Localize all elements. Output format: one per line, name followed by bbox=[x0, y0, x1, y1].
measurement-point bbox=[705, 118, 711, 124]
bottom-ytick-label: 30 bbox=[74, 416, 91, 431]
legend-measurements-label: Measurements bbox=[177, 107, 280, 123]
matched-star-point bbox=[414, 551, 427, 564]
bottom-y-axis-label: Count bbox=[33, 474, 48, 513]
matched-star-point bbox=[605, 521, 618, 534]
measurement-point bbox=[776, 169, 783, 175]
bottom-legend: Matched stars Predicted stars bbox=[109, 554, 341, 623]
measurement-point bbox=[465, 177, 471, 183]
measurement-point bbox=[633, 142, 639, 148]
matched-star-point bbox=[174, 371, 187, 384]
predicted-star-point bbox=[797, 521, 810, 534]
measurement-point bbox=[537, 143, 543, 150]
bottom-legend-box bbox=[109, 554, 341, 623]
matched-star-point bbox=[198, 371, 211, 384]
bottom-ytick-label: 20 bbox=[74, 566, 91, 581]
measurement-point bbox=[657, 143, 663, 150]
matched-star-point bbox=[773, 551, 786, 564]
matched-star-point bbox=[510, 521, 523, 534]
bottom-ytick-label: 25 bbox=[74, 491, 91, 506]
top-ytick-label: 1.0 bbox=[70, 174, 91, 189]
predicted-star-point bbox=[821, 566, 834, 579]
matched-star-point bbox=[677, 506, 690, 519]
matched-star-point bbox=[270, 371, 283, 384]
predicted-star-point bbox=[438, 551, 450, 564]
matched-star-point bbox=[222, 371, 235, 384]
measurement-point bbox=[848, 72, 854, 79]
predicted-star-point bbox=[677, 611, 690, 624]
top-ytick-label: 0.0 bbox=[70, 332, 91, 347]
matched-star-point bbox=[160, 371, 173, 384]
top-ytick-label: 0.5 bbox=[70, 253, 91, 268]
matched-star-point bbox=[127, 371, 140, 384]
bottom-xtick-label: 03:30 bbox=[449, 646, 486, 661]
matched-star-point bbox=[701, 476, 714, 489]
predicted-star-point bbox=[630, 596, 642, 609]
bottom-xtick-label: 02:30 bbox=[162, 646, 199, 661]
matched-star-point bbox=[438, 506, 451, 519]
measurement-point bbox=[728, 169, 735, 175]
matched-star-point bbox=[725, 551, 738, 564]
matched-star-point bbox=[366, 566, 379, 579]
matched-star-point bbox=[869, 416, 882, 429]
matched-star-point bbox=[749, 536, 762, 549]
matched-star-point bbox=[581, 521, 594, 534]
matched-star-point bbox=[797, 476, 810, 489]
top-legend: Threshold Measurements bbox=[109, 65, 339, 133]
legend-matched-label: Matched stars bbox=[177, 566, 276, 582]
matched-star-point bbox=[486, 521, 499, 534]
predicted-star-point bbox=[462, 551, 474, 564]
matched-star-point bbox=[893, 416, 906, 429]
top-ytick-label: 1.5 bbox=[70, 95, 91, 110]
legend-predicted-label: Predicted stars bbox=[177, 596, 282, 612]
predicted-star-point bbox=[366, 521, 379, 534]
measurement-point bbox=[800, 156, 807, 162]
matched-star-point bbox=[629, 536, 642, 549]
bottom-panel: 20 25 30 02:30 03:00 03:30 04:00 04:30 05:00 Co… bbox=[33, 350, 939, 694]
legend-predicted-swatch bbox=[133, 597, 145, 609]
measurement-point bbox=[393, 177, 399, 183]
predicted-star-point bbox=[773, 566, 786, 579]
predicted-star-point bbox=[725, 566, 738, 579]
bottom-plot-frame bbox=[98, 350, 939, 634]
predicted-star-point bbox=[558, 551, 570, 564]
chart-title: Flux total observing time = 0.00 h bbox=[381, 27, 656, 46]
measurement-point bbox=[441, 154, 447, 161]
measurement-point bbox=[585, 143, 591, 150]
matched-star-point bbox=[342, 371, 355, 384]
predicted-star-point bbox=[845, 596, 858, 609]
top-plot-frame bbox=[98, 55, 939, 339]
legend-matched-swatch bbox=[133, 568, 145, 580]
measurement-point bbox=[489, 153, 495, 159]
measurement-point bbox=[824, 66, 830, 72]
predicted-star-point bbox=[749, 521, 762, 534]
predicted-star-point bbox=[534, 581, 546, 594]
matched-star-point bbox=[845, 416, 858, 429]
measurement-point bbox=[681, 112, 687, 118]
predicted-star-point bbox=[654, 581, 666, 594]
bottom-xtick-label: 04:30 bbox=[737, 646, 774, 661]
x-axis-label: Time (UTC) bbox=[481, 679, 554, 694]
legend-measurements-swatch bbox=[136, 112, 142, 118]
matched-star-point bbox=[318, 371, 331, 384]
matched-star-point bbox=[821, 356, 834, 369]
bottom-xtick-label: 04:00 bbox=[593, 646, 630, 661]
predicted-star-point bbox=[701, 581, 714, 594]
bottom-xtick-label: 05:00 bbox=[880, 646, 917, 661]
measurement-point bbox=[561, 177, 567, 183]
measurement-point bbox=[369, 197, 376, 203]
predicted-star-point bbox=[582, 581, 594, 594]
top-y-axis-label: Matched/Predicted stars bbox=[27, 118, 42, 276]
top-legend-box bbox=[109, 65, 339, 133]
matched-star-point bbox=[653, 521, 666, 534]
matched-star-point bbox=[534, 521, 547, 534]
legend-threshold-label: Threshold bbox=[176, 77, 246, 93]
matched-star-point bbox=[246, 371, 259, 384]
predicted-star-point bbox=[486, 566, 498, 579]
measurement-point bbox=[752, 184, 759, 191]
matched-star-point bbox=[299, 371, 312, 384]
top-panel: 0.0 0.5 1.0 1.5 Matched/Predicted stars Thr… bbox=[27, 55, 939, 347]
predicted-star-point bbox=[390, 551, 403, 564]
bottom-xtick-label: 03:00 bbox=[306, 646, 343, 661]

• • • •

_Task brief_:
Rewrite the items from the very first line through the line containing "bottom-legend: Matched stars", swapping "Count" for "Frequency" and leaving everything else unchanged.

_Response below_:
Localize all elements. Output format: one per line, name followed by bbox=[x0, y0, x1, y1].
measurement-point bbox=[705, 118, 711, 124]
bottom-ytick-label: 30 bbox=[74, 416, 91, 431]
legend-measurements-label: Measurements bbox=[177, 107, 280, 123]
matched-star-point bbox=[414, 551, 427, 564]
bottom-y-axis-label: Frequency bbox=[33, 474, 48, 513]
matched-star-point bbox=[605, 521, 618, 534]
measurement-point bbox=[776, 169, 783, 175]
bottom-legend: Matched stars Predicted stars bbox=[109, 554, 341, 623]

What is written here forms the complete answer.